## Excerpted records:
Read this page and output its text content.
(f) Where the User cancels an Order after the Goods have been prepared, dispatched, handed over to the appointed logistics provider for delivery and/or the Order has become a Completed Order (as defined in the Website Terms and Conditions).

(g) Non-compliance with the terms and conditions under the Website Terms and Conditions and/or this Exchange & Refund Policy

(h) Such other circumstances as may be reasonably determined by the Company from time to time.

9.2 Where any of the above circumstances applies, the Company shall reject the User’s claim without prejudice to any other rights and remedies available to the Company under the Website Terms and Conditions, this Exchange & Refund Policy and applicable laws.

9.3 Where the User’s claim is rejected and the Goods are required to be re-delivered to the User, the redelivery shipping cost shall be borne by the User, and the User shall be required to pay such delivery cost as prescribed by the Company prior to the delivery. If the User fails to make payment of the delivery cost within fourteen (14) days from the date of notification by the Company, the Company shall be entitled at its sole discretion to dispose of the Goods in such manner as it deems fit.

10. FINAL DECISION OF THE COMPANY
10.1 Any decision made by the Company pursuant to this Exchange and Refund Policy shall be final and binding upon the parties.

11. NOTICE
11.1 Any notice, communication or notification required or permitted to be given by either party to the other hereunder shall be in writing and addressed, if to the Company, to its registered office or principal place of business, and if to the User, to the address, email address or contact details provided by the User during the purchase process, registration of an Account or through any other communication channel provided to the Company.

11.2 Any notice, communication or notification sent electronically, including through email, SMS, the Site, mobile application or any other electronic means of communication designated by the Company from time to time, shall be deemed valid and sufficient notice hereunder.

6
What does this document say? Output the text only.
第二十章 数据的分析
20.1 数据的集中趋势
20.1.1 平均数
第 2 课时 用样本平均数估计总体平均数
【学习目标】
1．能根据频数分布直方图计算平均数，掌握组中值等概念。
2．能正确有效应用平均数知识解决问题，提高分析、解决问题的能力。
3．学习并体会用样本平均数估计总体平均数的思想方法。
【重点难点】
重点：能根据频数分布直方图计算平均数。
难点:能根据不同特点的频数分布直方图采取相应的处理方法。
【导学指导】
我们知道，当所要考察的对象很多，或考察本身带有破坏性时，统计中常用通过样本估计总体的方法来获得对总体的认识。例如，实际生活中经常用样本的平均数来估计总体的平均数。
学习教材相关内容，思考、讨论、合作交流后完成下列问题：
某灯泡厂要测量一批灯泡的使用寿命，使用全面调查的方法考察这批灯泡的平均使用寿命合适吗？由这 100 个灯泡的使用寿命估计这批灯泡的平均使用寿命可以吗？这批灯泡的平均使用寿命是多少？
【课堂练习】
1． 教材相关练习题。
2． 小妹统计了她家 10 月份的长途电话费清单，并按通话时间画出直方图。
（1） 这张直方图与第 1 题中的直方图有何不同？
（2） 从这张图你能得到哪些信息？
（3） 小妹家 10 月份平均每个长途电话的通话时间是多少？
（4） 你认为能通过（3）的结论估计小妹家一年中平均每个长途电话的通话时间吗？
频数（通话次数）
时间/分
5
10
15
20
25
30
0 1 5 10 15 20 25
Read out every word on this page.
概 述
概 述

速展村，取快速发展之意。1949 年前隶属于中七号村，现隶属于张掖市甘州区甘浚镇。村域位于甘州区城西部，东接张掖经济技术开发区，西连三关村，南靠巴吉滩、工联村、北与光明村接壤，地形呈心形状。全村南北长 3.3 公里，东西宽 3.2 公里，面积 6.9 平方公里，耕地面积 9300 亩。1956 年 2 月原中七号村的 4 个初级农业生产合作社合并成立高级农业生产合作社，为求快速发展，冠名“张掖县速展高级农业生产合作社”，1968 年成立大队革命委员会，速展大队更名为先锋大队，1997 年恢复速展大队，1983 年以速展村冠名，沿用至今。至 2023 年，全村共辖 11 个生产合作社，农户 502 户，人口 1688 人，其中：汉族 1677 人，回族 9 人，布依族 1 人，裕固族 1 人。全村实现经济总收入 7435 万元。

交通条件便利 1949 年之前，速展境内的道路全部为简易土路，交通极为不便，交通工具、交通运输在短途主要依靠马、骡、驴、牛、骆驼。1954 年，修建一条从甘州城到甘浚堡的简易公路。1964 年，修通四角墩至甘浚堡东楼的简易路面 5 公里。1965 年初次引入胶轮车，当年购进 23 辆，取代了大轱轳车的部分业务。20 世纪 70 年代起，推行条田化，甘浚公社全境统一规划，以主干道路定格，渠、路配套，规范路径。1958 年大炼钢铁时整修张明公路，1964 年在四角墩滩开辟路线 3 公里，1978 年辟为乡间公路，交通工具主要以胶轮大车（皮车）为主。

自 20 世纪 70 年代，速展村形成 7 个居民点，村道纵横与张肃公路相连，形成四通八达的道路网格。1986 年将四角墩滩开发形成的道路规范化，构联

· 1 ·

## Work to complete:
Go over the records above and tally each line that includes "page". Give the total by itself.

## Correct answer:
2